— Begin Data excerpts —
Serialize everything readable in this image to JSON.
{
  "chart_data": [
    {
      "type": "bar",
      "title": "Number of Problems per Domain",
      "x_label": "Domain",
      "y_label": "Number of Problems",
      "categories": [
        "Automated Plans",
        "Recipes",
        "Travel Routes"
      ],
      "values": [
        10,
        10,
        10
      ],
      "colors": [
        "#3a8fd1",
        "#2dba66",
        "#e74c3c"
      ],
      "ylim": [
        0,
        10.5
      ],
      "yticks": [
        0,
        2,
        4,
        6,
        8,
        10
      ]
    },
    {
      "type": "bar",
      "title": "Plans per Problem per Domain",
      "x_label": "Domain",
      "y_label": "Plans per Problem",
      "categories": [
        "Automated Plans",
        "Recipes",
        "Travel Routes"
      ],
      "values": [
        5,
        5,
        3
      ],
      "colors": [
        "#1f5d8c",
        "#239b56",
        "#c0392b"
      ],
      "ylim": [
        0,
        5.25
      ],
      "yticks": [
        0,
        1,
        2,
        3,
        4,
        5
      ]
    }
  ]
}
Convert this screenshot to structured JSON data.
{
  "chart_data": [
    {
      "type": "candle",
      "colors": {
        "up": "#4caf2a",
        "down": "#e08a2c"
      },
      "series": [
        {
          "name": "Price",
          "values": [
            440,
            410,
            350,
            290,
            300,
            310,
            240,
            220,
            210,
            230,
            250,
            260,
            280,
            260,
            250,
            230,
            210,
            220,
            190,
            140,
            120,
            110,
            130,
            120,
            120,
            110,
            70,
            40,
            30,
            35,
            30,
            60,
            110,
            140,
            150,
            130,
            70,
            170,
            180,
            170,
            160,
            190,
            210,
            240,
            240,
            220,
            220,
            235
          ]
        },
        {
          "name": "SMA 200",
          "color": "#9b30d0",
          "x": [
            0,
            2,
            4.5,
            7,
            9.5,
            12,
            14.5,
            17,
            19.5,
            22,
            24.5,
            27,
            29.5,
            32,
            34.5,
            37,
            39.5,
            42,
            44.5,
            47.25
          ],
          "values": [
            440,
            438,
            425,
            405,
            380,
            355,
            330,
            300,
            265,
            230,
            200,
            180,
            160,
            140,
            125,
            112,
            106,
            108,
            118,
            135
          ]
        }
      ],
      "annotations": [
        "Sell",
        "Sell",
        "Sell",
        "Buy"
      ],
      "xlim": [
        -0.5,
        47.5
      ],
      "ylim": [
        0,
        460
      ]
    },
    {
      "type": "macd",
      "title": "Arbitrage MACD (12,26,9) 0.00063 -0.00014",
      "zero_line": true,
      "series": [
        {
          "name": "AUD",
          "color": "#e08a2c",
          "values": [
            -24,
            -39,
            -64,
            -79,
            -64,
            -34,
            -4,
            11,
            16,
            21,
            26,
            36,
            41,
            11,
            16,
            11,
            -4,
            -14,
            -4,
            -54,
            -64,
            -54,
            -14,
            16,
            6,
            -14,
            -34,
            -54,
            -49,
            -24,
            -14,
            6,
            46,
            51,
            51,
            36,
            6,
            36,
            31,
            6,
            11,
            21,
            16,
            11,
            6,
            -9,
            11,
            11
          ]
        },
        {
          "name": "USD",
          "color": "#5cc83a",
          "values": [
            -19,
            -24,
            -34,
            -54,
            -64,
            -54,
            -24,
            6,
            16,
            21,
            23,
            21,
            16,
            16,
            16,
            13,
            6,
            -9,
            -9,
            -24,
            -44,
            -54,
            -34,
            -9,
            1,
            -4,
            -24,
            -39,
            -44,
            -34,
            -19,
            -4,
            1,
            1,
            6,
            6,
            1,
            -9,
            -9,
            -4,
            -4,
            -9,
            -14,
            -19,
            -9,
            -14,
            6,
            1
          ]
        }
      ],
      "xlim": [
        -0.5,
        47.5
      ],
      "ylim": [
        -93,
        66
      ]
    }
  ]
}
— End Data excerpts —
=== Aim of the exercise ===
Among the entries above, identify all lines with "JSON" and copy them.

=== Expected output ===
Serialize everything readable in this image to JSON.
Convert this screenshot to structured JSON data.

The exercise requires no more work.